**YOUR TASK:** Show each line that has the string "Properties" in it.

[Extracted records]
····················
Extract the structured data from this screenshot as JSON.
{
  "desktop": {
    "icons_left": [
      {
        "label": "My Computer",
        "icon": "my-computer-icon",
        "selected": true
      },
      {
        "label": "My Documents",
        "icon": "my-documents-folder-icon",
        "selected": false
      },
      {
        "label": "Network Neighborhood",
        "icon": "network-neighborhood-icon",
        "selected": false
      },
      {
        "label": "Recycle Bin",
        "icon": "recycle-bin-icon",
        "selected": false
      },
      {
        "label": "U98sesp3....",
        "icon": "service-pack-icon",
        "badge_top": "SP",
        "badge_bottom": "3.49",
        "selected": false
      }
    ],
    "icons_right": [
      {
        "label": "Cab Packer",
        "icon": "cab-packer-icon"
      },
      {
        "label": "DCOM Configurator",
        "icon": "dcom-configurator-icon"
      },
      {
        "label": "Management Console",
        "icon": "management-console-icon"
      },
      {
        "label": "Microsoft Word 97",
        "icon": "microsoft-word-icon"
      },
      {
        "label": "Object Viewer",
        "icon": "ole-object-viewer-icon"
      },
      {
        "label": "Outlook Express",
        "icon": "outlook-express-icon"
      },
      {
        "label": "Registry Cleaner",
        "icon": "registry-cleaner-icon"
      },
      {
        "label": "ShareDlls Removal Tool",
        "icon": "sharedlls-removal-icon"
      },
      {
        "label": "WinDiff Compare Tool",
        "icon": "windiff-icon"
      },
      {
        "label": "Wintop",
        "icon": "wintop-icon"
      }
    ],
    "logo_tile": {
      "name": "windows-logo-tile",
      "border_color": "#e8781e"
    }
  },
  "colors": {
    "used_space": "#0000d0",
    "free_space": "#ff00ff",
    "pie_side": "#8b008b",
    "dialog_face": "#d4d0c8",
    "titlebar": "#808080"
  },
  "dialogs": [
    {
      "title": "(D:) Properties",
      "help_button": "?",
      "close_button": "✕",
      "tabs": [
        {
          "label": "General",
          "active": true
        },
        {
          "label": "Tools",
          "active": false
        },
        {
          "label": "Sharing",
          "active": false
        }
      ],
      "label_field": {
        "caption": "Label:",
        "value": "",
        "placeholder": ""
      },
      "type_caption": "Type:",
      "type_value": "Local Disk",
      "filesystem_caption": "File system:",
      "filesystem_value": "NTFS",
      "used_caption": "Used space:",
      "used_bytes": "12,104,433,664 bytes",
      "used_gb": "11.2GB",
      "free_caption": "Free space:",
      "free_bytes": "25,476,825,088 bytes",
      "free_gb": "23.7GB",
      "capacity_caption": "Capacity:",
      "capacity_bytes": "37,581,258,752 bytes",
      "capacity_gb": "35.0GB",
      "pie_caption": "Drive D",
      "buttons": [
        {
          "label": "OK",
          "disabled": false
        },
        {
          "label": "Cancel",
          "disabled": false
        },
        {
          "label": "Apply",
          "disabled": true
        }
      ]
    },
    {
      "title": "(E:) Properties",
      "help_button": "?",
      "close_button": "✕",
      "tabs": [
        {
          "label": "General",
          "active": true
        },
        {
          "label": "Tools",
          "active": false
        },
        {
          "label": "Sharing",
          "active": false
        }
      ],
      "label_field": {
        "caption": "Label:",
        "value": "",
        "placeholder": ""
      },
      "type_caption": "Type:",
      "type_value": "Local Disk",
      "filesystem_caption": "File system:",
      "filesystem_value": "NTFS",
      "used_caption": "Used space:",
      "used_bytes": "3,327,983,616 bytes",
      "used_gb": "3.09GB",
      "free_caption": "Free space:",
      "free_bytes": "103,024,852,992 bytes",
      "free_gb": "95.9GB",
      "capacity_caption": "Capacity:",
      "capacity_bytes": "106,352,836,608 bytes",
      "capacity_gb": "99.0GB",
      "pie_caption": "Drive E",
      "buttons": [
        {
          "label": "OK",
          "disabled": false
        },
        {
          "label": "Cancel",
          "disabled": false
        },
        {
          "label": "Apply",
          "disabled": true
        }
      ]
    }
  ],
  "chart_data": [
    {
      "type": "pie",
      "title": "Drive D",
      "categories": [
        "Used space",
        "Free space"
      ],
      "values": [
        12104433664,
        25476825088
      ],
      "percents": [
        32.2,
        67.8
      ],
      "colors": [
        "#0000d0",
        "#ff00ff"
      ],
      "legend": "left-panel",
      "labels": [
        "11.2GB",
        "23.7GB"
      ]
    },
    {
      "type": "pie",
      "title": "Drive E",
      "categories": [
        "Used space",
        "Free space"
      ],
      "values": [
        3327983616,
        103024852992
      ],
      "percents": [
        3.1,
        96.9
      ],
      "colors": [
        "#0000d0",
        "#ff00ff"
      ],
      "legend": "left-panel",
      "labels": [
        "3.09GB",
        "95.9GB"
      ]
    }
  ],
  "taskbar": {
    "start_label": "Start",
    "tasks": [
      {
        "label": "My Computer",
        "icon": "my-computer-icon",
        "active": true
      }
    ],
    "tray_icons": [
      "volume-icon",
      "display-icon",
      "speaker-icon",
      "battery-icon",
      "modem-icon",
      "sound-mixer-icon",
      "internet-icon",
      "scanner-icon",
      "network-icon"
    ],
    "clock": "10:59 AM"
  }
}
····················
**IN RESPONSE:**
      "title": "(D:) Properties",
      "title": "(E:) Properties",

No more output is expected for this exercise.